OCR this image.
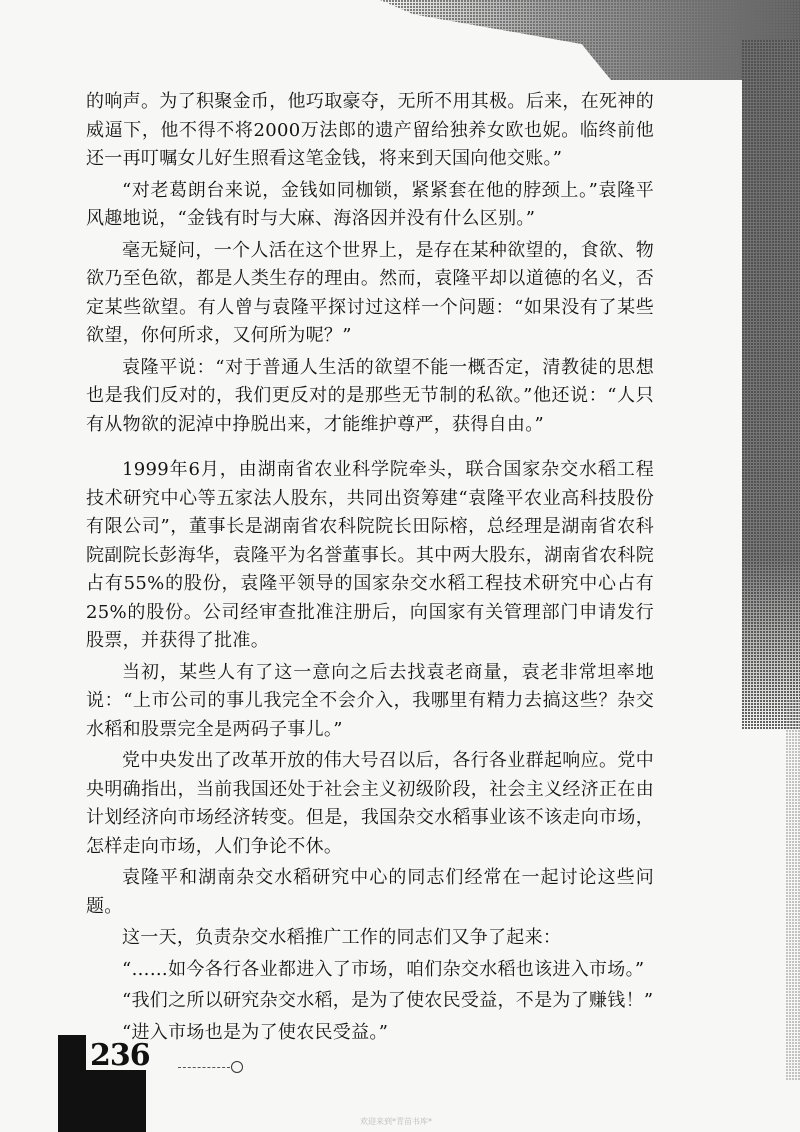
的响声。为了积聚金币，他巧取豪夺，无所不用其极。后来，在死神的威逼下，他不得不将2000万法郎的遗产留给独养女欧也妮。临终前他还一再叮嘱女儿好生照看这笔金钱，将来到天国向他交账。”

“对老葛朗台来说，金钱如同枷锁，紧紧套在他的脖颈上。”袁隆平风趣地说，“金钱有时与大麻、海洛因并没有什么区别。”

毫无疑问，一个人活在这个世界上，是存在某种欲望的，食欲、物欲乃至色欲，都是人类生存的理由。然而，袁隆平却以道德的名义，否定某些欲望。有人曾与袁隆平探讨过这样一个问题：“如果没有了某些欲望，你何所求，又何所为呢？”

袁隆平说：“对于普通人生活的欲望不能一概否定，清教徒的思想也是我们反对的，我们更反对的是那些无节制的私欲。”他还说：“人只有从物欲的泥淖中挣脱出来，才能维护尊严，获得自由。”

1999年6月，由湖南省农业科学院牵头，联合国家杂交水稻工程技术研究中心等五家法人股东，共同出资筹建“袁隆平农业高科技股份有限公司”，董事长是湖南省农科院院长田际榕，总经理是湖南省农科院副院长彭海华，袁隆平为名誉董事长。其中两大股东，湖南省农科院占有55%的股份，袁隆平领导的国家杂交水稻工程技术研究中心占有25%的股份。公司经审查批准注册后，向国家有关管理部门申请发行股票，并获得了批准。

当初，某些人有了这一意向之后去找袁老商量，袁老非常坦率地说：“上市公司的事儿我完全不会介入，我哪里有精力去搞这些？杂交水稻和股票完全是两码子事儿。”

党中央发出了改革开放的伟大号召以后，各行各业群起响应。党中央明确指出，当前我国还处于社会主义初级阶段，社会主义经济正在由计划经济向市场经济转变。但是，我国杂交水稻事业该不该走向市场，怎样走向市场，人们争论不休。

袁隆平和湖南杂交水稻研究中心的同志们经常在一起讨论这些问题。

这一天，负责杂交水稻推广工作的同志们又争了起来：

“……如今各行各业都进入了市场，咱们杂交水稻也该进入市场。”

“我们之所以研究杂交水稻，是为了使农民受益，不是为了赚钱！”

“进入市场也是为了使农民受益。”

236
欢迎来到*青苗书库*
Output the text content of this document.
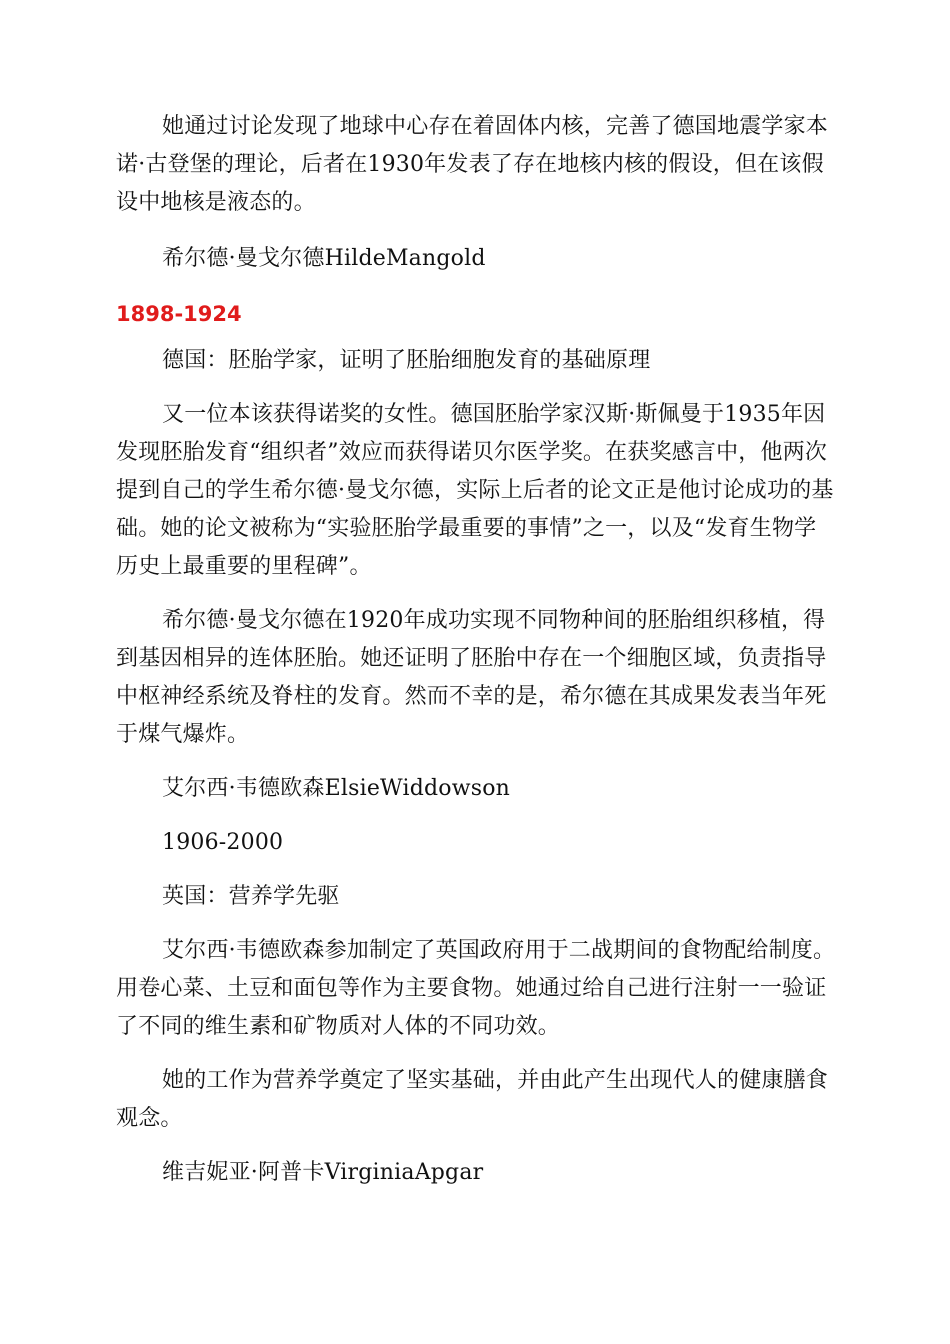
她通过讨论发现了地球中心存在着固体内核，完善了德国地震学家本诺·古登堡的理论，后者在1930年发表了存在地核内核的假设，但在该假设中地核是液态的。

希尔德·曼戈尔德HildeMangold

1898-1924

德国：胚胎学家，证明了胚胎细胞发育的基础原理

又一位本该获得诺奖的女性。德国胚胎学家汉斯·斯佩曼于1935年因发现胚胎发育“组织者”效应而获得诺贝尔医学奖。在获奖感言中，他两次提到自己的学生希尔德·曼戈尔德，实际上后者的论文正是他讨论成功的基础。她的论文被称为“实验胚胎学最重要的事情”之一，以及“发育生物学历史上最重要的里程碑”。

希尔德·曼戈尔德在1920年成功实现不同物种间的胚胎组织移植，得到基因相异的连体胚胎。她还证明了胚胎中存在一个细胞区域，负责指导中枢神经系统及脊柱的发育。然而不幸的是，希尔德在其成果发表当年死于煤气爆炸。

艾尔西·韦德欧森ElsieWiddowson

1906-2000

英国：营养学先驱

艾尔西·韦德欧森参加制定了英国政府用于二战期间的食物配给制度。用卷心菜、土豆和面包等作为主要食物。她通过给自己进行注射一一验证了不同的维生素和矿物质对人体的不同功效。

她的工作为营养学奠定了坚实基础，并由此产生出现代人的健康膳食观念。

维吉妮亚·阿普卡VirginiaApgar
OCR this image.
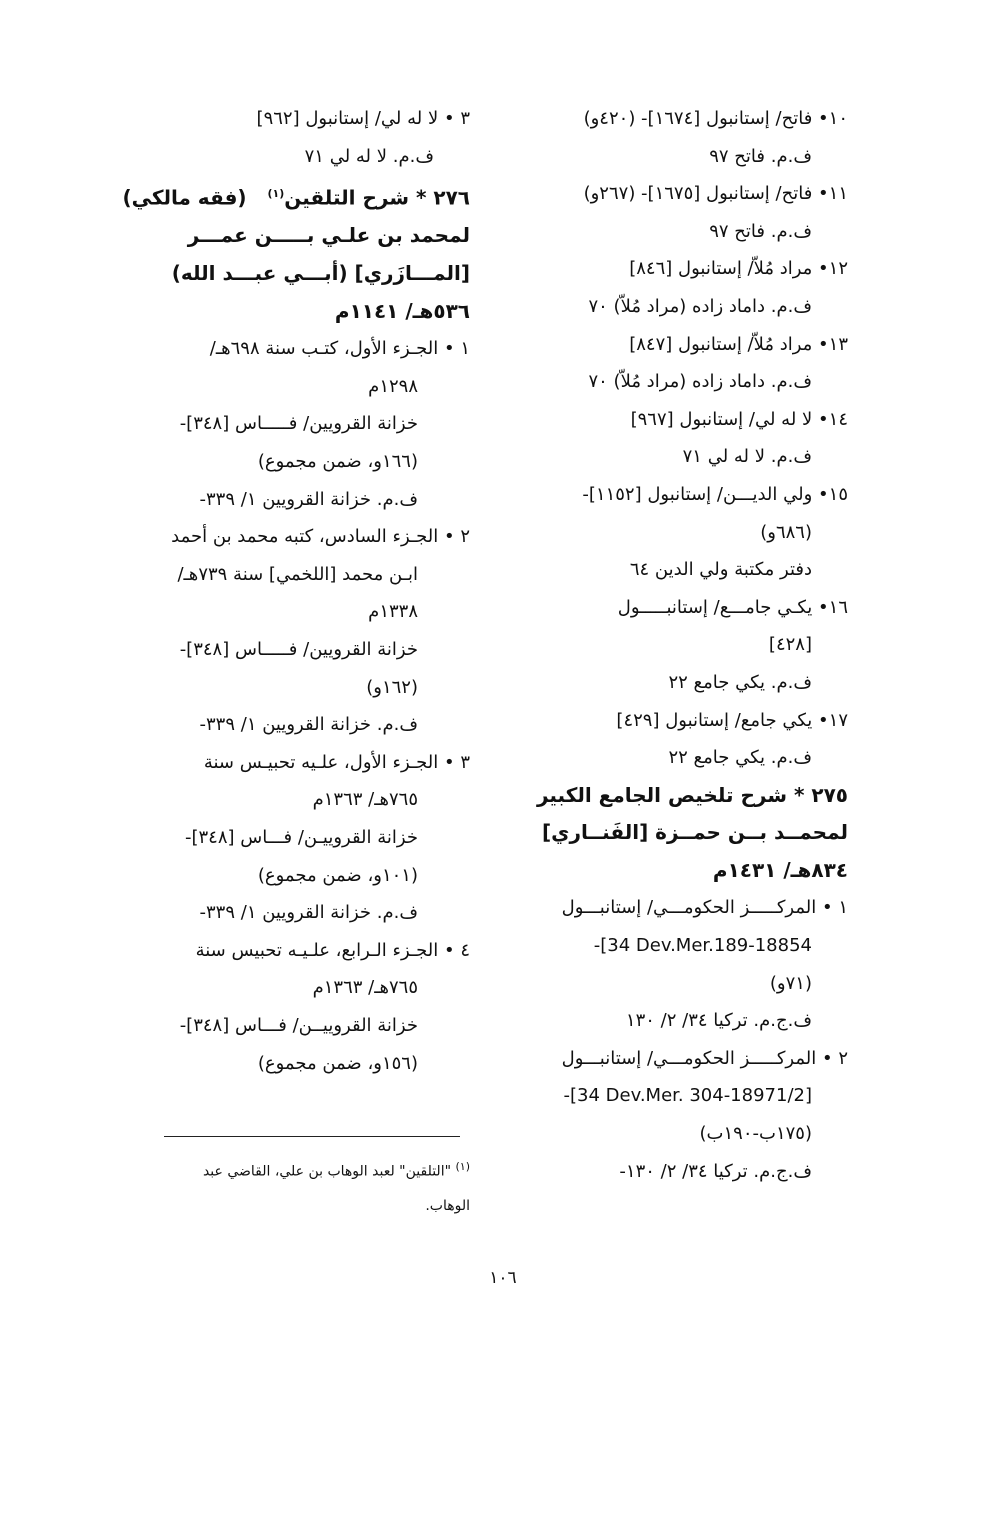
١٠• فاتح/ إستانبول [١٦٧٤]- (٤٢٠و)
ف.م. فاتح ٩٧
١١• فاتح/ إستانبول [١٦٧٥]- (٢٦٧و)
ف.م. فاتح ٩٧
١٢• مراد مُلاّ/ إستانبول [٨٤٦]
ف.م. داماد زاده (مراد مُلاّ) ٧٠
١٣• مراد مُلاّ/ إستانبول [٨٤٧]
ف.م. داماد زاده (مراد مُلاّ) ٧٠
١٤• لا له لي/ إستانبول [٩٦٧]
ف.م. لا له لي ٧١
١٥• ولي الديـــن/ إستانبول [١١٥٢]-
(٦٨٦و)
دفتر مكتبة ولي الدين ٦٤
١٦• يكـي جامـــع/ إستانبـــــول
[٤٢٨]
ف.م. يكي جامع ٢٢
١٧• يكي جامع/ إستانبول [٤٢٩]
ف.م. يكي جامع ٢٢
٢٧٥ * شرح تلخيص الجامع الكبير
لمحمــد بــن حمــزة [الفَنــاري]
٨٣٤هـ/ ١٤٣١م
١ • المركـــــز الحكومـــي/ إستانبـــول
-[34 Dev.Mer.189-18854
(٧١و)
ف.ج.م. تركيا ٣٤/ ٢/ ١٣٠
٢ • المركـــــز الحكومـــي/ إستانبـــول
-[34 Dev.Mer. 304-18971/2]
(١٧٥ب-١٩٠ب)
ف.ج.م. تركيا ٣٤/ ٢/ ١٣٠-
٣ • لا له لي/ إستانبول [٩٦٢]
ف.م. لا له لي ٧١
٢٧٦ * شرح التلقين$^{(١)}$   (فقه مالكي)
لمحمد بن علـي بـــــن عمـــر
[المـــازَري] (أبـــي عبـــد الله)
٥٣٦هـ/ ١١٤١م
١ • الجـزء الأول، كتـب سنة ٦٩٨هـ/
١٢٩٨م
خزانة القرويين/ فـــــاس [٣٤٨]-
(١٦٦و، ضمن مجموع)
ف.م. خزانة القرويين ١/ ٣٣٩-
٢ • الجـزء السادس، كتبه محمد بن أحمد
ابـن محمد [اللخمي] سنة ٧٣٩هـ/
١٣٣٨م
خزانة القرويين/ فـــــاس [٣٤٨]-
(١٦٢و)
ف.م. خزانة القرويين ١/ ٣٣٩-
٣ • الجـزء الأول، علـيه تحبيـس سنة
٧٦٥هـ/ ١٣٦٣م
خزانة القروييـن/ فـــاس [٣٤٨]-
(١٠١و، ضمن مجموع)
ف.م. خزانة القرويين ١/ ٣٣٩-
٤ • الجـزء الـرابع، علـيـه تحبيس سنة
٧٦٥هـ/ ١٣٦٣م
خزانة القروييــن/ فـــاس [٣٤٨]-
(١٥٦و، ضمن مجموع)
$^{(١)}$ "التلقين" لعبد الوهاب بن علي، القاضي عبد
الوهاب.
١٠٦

---------------

■ **WHAT TO DO**: Make a copy of each line that contains the string "المركـــــز".

■ **SOLUTION TO THIS PROBLEM**:
١ • المركـــــز الحكومـــي/ إستانبـــول
٢ • المركـــــز الحكومـــي/ إستانبـــول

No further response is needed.